Take the listing and print it in full, exactly as given.

= = = = = = =

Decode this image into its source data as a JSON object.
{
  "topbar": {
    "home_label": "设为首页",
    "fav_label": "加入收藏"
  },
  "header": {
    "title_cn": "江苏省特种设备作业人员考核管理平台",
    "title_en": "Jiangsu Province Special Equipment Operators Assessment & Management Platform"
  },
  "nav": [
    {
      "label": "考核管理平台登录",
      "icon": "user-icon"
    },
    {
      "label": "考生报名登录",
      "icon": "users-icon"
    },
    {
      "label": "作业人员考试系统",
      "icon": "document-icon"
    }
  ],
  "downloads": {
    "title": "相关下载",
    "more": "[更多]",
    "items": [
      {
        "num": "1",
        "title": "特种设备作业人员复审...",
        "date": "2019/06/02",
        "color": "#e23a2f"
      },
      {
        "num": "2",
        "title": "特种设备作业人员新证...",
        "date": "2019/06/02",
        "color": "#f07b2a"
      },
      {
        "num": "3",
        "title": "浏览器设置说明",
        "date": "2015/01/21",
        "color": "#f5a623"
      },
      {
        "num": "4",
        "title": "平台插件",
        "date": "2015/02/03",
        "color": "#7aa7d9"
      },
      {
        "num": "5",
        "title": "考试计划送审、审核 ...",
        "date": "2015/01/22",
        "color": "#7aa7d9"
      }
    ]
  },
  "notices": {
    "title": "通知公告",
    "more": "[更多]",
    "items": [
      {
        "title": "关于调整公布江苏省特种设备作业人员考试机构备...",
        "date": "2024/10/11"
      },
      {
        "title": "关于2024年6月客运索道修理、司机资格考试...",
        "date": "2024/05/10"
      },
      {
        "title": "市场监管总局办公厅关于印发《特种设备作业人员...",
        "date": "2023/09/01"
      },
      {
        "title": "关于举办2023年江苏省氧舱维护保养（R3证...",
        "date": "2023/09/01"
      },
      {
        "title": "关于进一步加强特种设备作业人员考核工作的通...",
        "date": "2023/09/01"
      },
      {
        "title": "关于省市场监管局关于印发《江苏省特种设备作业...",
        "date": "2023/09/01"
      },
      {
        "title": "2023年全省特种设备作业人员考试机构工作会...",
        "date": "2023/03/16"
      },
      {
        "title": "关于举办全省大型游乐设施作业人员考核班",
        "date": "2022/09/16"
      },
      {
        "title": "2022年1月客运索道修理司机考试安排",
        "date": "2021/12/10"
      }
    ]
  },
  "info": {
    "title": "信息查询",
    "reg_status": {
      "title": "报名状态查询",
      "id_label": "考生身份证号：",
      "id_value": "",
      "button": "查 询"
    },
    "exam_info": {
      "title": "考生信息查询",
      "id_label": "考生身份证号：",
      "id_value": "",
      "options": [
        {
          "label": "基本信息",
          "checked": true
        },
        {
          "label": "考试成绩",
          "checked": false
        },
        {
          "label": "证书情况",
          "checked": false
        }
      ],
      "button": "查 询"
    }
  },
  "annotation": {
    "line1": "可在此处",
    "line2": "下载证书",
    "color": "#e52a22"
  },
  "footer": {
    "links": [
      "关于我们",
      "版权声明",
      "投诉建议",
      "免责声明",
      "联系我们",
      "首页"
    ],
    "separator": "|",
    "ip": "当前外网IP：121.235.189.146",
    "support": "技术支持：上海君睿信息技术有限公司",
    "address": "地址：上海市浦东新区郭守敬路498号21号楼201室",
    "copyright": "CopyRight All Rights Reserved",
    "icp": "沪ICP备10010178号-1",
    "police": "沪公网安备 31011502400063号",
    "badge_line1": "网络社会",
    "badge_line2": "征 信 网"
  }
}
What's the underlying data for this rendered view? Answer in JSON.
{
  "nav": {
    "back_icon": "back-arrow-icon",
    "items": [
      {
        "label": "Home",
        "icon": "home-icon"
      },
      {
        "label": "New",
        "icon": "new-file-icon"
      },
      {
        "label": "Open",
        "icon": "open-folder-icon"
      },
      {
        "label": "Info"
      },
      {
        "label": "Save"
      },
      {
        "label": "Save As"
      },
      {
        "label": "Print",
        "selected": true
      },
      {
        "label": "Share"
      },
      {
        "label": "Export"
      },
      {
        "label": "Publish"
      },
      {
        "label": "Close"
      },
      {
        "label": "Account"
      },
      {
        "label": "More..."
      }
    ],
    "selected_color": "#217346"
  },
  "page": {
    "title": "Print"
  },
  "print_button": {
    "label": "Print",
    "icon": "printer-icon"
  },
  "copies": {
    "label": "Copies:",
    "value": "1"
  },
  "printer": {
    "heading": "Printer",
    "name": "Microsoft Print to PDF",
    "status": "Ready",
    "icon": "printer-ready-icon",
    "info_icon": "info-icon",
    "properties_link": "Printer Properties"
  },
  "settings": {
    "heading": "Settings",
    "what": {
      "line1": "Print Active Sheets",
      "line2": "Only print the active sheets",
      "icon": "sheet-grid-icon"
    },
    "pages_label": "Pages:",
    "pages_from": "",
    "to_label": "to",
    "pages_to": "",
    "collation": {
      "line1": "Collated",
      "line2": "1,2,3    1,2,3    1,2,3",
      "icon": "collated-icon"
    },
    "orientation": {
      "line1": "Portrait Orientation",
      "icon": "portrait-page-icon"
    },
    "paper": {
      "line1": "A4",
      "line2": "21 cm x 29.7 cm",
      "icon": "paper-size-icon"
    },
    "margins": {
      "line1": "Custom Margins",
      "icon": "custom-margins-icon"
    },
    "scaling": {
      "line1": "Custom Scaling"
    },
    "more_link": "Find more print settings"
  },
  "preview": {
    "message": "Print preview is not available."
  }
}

= = = = = = =

COMPLETED TASK
Decode this image into its source data as a JSON object.
{
  "topbar": {
    "home_label": "设为首页",
    "fav_label": "加入收藏"
  },
  "header": {
    "title_cn": "江苏省特种设备作业人员考核管理平台",
    "title_en": "Jiangsu Province Special Equipment Operators Assessment & Management Platform"
  },
  "nav": [
    {
      "label": "考核管理平台登录",
      "icon": "user-icon"
    },
    {
      "label": "考生报名登录",
      "icon": "users-icon"
    },
    {
      "label": "作业人员考试系统",
      "icon": "document-icon"
    }
  ],
  "downloads": {
    "title": "相关下载",
    "more": "[更多]",
    "items": [
      {
        "num": "1",
        "title": "特种设备作业人员复审...",
        "date": "2019/06/02",
        "color": "#e23a2f"
      },
      {
        "num": "2",
        "title": "特种设备作业人员新证...",
        "date": "2019/06/02",
        "color": "#f07b2a"
      },
      {
        "num": "3",
        "title": "浏览器设置说明",
        "date": "2015/01/21",
        "color": "#f5a623"
      },
      {
        "num": "4",
        "title": "平台插件",
        "date": "2015/02/03",
        "color": "#7aa7d9"
      },
      {
        "num": "5",
        "title": "考试计划送审、审核 ...",
        "date": "2015/01/22",
        "color": "#7aa7d9"
      }
    ]
  },
  "notices": {
    "title": "通知公告",
    "more": "[更多]",
    "items": [
      {
        "title": "关于调整公布江苏省特种设备作业人员考试机构备...",
        "date": "2024/10/11"
      },
      {
        "title": "关于2024年6月客运索道修理、司机资格考试...",
        "date": "2024/05/10"
      },
      {
        "title": "市场监管总局办公厅关于印发《特种设备作业人员...",
        "date": "2023/09/01"
      },
      {
        "title": "关于举办2023年江苏省氧舱维护保养（R3证...",
        "date": "2023/09/01"
      },
      {
        "title": "关于进一步加强特种设备作业人员考核工作的通...",
        "date": "2023/09/01"
      },
      {
        "title": "关于省市场监管局关于印发《江苏省特种设备作业...",
        "date": "2023/09/01"
      },
      {
        "title": "2023年全省特种设备作业人员考试机构工作会...",
        "date": "2023/03/16"
      },
      {
        "title": "关于举办全省大型游乐设施作业人员考核班",
        "date": "2022/09/16"
      },
      {
        "title": "2022年1月客运索道修理司机考试安排",
        "date": "2021/12/10"
      }
    ]
  },
  "info": {
    "title": "信息查询",
    "reg_status": {
      "title": "报名状态查询",
      "id_label": "考生身份证号：",
      "id_value": "",
      "button": "查 询"
    },
    "exam_info": {
      "title": "考生信息查询",
      "id_label": "考生身份证号：",
      "id_value": "",
      "options": [
        {
          "label": "基本信息",
          "checked": true
        },
        {
          "label": "考试成绩",
          "checked": false
        },
        {
          "label": "证书情况",
          "checked": false
        }
      ],
      "button": "查 询"
    }
  },
  "annotation": {
    "line1": "可在此处",
    "line2": "下载证书",
    "color": "#e52a22"
  },
  "footer": {
    "links": [
      "关于我们",
      "版权声明",
      "投诉建议",
      "免责声明",
      "联系我们",
      "首页"
    ],
    "separator": "|",
    "ip": "当前外网IP：121.235.189.146",
    "support": "技术支持：上海君睿信息技术有限公司",
    "address": "地址：上海市浦东新区郭守敬路498号21号楼201室",
    "copyright": "CopyRight All Rights Reserved",
    "icp": "沪ICP备10010178号-1",
    "police": "沪公网安备 31011502400063号",
    "badge_line1": "网络社会",
    "badge_line2": "征 信 网"
  }
}
What's the underlying data for this rendered view? Answer in JSON.
{
  "nav": {
    "back_icon": "back-arrow-icon",
    "items": [
      {
        "label": "Home",
        "icon": "home-icon"
      },
      {
        "label": "New",
        "icon": "new-file-icon"
      },
      {
        "label": "Open",
        "icon": "open-folder-icon"
      },
      {
        "label": "Info"
      },
      {
        "label": "Save"
      },
      {
        "label": "Save As"
      },
      {
        "label": "Print",
        "selected": true
      },
      {
        "label": "Share"
      },
      {
        "label": "Export"
      },
      {
        "label": "Publish"
      },
      {
        "label": "Close"
      },
      {
        "label": "Account"
      },
      {
        "label": "More..."
      }
    ],
    "selected_color": "#217346"
  },
  "page": {
    "title": "Print"
  },
  "print_button": {
    "label": "Print",
    "icon": "printer-icon"
  },
  "copies": {
    "label": "Copies:",
    "value": "1"
  },
  "printer": {
    "heading": "Printer",
    "name": "Microsoft Print to PDF",
    "status": "Ready",
    "icon": "printer-ready-icon",
    "info_icon": "info-icon",
    "properties_link": "Printer Properties"
  },
  "settings": {
    "heading": "Settings",
    "what": {
      "line1": "Print Active Sheets",
      "line2": "Only print the active sheets",
      "icon": "sheet-grid-icon"
    },
    "pages_label": "Pages:",
    "pages_from": "",
    "to_label": "to",
    "pages_to": "",
    "collation": {
      "line1": "Collated",
      "line2": "1,2,3    1,2,3    1,2,3",
      "icon": "collated-icon"
    },
    "orientation": {
      "line1": "Portrait Orientation",
      "icon": "portrait-page-icon"
    },
    "paper": {
      "line1": "A4",
      "line2": "21 cm x 29.7 cm",
      "icon": "paper-size-icon"
    },
    "margins": {
      "line1": "Custom Margins",
      "icon": "custom-margins-icon"
    },
    "scaling": {
      "line1": "Custom Scaling"
    },
    "more_link": "Find more print settings"
  },
  "preview": {
    "message": "Print preview is not available."
  }
}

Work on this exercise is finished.